» Exercise instructions
Set down, in full, every record in the block.

--- start Excerpted records ---

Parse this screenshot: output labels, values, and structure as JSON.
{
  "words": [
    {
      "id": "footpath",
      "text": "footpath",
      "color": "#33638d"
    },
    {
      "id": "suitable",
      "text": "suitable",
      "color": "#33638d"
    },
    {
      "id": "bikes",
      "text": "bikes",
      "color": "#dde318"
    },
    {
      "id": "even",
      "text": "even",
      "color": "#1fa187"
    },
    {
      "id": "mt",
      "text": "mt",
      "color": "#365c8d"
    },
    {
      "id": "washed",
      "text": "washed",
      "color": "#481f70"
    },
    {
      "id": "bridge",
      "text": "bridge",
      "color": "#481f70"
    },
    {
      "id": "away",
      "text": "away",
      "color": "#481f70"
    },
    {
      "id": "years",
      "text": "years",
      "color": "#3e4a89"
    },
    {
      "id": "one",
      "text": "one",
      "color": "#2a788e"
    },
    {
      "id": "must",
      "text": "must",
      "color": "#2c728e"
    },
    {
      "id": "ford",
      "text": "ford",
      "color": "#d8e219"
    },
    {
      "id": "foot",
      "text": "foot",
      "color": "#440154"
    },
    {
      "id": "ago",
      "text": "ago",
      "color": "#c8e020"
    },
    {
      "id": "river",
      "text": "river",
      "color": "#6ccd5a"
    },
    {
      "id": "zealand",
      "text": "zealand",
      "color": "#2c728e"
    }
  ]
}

--- end Excerpted records ---

» Response to this exercise
Parse this screenshot: output labels, values, and structure as JSON.
{
  "words": [
    {
      "id": "footpath",
      "text": "footpath",
      "color": "#33638d"
    },
    {
      "id": "suitable",
      "text": "suitable",
      "color": "#33638d"
    },
    {
      "id": "bikes",
      "text": "bikes",
      "color": "#dde318"
    },
    {
      "id": "even",
      "text": "even",
      "color": "#1fa187"
    },
    {
      "id": "mt",
      "text": "mt",
      "color": "#365c8d"
    },
    {
      "id": "washed",
      "text": "washed",
      "color": "#481f70"
    },
    {
      "id": "bridge",
      "text": "bridge",
      "color": "#481f70"
    },
    {
      "id": "away",
      "text": "away",
      "color": "#481f70"
    },
    {
      "id": "years",
      "text": "years",
      "color": "#3e4a89"
    },
    {
      "id": "one",
      "text": "one",
      "color": "#2a788e"
    },
    {
      "id": "must",
      "text": "must",
      "color": "#2c728e"
    },
    {
      "id": "ford",
      "text": "ford",
      "color": "#d8e219"
    },
    {
      "id": "foot",
      "text": "foot",
      "color": "#440154"
    },
    {
      "id": "ago",
      "text": "ago",
      "color": "#c8e020"
    },
    {
      "id": "river",
      "text": "river",
      "color": "#6ccd5a"
    },
    {
      "id": "zealand",
      "text": "zealand",
      "color": "#2c728e"
    }
  ]
}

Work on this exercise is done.